───── Excerpt ─────
Wholesome,
Delicious Whipped Cream In Two Minutes Or Less
I cringe whenever I pass the freezer
section in the supermarket and see somebody reaching in for the
“whipped topping.” I just want to wail, “Nooooooo! You can do
so much better!” But it is
what it is. For better or worse, nowadays when people think “whipped
cream” they automatically reach for the “Cool Whip.” (Sigh)
Here comes the old
codger in me: “Back when I was a boy, we didn't have 'Cool Whip.'
We just went out in the field and chased the cow around in circles
until she gave whipped cream.” Well......actually, we went to the
grocery store and bought a can of old-fashioned “Reddi-Wip.”
“Cool Whip” and other “non-dairy” products were still a few
years in the future.
A food
scientist named George Lorant can be credited/blamed for the
existence of “Cool Whip.” He created it while in the employ of
General Foods back in 1966. The marketing hook was the shelf life:
unlike real whipped cream or even the popular canned product,
“whipped topping” – as the manufacturer likes to call it –
will keep for-freakin'-ever in
your freezer. Even out of
the freezer, the stuff is practically indestructible. I know of
people who conducted “science experiments” in which they left a
scoop of “Cool Whip” out in a bowl on the counter for as long as
two weeks without observing any apparent change in the integrity of
the substance. Some reported that it did eventually harden into a
plastic-like state. Yum, yum! Just what I want on my All-American
Apple Pie; a lump of All-American Plastic.
Wanna know what it is you're slathering
on your dessert? Here goes: water, hydrogenated vegetable oil, high
fructose corn syrup, corn syrup, skim milk, light cream and less than
2% sodium caseinate (a milk derivative), natural and artificial
flavor, xanthan and guar gums, polysorbate 60, sorbitan monostearate
and beta carotene.
BTW and FYI, polysorbate 60 is an oily
liquid used as a thickening agent, emulsifier, and stabilizer in
cosmetics and skin care products. And sorbitan monostearate is a
synthetic wax primarily used as an emulsifier to keep water and oils
mixed. See why I feel like screaming when I see somebody reaching for
the stuff? As I frequently say, I'd prefer to be embalmed after
I'm dead, thank you.
───── Dataset extract ─────
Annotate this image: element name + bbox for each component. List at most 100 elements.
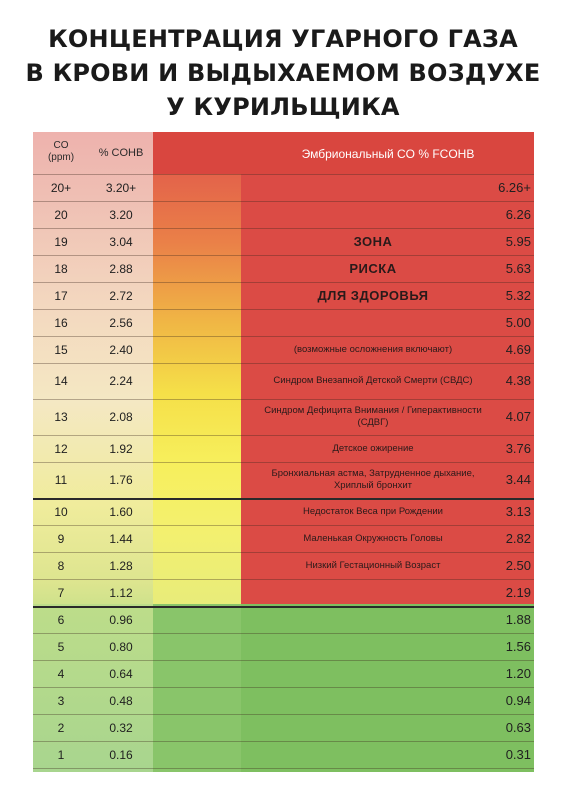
─────
◆ Instructions
**1.** Reproduce the part of the whipped cream piece starting at "BTW and FYI, polysorbate" and ending at "dead, thank you.", word for word.
**2.** In one to three sentences, explain why the whipped cream piece gives shelf life as the marketing hook for "Cool Whip."

◆ Exercise results
**1.**
BTW and FYI, polysorbate 60 is an oily
liquid used as a thickening agent, emulsifier, and stabilizer in
cosmetics and skin care products. And sorbitan monostearate is a
synthetic wax primarily used as an emulsifier to keep water and oils
mixed. See why I feel like screaming when I see somebody reaching for
the stuff? As I frequently say, I'd prefer to be embalmed after
I'm dead, thank you.

**2.** Unlike real whipped cream or even the popular canned product, the "whipped topping" keeps almost indefinitely in the freezer. The piece adds that even out of the freezer it is practically indestructible.